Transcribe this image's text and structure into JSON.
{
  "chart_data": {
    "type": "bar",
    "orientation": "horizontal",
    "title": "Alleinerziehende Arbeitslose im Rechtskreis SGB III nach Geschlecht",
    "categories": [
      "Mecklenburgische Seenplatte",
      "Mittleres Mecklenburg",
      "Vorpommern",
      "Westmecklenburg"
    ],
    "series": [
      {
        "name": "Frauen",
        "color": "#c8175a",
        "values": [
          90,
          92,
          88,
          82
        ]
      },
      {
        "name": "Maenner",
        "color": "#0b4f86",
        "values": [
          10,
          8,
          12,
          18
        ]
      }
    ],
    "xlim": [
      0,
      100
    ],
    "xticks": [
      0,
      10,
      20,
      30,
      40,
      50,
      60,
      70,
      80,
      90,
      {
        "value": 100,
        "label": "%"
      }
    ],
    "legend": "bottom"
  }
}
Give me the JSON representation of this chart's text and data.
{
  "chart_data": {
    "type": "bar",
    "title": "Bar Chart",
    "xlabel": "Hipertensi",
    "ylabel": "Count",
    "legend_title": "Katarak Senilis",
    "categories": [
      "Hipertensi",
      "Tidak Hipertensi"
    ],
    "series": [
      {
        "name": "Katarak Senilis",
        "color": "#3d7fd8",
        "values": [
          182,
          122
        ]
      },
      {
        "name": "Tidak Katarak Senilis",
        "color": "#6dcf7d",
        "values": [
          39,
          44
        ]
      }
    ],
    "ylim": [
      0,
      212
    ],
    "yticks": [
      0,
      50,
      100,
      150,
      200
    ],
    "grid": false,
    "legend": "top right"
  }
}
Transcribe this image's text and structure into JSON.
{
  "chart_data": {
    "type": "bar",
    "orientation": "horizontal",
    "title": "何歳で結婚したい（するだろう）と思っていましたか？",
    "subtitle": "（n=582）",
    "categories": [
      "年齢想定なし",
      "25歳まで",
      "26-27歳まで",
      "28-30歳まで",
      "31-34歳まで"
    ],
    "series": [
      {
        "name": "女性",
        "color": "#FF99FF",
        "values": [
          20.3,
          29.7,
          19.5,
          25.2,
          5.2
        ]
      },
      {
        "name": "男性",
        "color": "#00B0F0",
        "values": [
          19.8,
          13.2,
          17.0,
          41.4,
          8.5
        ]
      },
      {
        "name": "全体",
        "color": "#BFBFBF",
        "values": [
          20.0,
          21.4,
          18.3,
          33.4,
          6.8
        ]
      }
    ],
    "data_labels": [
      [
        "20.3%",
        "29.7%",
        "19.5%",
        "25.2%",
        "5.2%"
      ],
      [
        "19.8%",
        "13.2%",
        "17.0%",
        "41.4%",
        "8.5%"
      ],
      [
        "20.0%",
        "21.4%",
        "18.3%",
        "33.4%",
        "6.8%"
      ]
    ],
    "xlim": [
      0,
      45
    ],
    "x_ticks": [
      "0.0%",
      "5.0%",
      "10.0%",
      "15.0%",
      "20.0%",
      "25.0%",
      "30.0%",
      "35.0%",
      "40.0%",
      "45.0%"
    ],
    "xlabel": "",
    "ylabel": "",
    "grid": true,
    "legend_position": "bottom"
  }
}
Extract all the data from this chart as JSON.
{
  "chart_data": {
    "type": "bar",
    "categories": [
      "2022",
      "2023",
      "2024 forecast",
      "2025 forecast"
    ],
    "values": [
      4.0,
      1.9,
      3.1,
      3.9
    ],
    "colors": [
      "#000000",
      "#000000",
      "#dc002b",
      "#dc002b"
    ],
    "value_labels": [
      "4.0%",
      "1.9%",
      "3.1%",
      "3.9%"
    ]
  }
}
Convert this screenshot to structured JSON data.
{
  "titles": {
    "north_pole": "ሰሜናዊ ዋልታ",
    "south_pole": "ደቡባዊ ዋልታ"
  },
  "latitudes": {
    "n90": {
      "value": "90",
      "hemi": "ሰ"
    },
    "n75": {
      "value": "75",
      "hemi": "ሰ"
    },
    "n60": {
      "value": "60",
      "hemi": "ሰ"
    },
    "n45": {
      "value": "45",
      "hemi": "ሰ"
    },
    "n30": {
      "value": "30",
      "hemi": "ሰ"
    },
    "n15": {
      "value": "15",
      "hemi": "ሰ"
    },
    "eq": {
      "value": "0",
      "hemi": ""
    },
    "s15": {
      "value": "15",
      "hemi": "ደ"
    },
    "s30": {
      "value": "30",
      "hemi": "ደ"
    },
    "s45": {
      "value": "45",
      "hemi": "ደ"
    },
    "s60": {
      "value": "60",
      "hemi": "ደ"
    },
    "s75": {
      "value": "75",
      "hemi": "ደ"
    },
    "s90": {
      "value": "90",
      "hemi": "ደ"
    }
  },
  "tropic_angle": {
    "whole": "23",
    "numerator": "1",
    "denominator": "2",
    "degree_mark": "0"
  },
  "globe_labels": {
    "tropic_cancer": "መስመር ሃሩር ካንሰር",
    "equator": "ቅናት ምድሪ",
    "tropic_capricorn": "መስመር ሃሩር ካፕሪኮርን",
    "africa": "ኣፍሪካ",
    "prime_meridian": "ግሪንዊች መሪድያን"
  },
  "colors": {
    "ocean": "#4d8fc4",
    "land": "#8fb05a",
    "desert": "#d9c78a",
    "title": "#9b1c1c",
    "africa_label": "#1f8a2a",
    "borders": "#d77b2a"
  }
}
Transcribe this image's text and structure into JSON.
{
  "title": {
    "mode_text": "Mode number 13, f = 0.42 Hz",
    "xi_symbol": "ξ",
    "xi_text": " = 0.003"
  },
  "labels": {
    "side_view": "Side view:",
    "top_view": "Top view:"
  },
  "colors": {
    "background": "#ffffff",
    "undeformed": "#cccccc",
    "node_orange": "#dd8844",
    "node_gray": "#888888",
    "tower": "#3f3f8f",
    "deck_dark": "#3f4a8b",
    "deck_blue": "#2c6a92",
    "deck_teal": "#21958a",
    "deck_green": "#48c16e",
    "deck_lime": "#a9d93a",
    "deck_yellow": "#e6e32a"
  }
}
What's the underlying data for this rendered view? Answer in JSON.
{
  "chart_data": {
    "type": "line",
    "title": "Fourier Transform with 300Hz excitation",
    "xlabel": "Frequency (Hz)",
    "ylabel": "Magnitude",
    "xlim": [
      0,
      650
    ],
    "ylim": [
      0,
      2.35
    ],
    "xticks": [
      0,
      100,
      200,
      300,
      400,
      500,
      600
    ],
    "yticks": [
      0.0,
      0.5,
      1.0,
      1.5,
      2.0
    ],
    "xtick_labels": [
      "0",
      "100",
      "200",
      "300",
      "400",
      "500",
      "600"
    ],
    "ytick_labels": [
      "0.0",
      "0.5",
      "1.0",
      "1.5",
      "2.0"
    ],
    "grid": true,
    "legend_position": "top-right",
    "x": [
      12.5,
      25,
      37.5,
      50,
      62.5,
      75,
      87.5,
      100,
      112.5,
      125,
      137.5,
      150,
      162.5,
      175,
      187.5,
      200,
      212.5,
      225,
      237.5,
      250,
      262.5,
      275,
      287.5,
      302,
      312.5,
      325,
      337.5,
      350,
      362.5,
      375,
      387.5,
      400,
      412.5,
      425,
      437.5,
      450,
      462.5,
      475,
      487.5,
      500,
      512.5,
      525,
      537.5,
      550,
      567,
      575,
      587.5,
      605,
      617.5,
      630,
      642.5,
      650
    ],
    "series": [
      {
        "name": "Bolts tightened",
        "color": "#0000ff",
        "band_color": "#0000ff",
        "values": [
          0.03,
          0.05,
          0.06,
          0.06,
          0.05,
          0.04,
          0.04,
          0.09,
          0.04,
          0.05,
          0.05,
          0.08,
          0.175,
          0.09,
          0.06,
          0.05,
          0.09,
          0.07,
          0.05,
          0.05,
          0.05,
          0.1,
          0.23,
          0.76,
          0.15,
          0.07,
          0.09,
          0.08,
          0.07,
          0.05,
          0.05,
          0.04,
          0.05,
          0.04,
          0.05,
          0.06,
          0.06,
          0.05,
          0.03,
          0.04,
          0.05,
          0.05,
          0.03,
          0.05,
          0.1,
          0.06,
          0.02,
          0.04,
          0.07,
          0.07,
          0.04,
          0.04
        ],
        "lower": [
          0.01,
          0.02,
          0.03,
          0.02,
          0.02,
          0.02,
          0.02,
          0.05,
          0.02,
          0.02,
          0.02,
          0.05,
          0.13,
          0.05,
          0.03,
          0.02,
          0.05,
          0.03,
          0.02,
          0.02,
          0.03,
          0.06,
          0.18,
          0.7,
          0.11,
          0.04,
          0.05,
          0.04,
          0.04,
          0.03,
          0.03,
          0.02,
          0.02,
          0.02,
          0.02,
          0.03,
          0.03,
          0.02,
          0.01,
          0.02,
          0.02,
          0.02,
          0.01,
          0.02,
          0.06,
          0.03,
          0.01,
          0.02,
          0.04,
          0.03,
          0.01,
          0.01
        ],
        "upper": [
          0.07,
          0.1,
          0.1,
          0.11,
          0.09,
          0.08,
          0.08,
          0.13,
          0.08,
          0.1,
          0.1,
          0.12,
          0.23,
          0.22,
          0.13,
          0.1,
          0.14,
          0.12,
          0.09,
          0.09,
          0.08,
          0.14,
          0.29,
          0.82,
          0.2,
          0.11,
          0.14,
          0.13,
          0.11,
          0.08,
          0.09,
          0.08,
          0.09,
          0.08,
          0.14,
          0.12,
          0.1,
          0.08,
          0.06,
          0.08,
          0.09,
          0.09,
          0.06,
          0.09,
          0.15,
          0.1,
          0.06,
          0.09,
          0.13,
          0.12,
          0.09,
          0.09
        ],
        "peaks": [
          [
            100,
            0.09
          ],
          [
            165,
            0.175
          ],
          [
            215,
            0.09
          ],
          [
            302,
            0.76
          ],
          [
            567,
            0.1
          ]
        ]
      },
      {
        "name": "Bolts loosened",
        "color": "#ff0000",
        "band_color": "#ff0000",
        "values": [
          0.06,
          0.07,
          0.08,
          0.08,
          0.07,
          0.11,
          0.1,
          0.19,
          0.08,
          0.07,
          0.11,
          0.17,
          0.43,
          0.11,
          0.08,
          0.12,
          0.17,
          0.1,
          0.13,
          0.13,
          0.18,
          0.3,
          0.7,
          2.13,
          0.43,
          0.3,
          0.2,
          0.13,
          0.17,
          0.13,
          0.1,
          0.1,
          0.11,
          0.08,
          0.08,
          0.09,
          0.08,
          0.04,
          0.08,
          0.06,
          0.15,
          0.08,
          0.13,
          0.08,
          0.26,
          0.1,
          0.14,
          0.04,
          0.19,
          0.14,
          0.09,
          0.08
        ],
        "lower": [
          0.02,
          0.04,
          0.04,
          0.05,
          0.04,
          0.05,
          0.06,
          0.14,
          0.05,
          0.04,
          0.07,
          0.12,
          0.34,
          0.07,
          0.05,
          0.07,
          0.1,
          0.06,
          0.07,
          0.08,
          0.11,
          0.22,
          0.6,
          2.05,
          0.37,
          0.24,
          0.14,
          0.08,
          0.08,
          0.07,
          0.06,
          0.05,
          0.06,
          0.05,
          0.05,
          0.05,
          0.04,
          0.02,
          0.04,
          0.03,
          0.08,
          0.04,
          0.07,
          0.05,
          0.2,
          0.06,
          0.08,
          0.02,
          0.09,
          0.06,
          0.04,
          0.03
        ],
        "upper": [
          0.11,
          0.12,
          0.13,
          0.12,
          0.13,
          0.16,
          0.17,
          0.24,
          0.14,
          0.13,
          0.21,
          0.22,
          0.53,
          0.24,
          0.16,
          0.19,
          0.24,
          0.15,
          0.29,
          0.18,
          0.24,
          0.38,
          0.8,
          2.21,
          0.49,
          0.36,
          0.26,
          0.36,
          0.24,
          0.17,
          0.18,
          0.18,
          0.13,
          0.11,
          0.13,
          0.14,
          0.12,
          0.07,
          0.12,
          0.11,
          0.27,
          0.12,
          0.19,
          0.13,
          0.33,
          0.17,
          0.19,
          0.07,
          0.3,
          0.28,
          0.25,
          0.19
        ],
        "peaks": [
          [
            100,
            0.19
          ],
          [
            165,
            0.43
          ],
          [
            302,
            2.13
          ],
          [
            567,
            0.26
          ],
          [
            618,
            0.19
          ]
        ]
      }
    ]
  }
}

########################################

• Work instructions:
Identify every line holding the word "መስመር" and copy it out.

• Finished task:
    "tropic_cancer": "መስመር ሃሩር ካንሰር",
    "tropic_capricorn": "መስመር ሃሩር ካፕሪኮርን",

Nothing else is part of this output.